++++ Supplied material
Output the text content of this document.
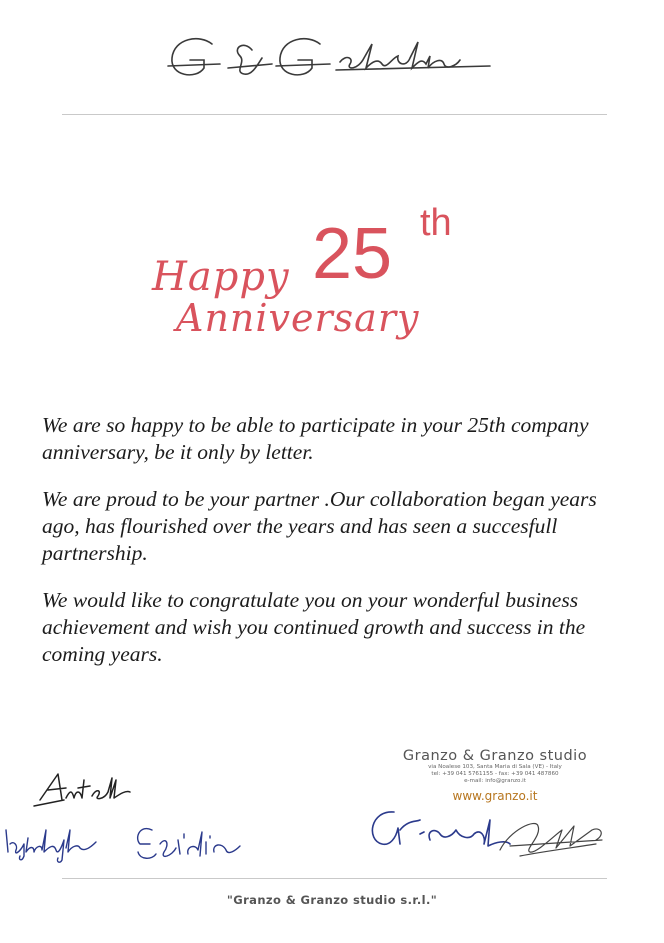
Happy 25 th
Anniversary

We are so happy to be able to participate in your 25th company anniversary, be it only by letter.

We are proud to be your partner .Our collaboration began years ago, has flourished over the years and has seen a succesfull partnership.

We would like to congratulate you on your wonderful business achievement and wish you continued growth and success in the coming years.

Granzo & Granzo studio
via Noalese 103, Santa Maria di Sala (VE) - Italy
tel: +39 041 5761155 - fax: +39 041 487860
e-mail: info@granzo.it
www.granzo.it
"Granzo & Granzo studio s.r.l."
++++++++
#### Aim
Reproduce the material above in full and without alteration, but skip all pictures.

#### Answer for this exercise
Output the text content of this document.
Happy 25 th
Anniversary

We are so happy to be able to participate in your 25th company anniversary, be it only by letter.

We are proud to be your partner .Our collaboration began years ago, has flourished over the years and has seen a succesfull partnership.

We would like to congratulate you on your wonderful business achievement and wish you continued growth and success in the coming years.

Granzo & Granzo studio
via Noalese 103, Santa Maria di Sala (VE) - Italy
tel: +39 041 5761155 - fax: +39 041 487860
e-mail: info@granzo.it
www.granzo.it
"Granzo & Granzo studio s.r.l."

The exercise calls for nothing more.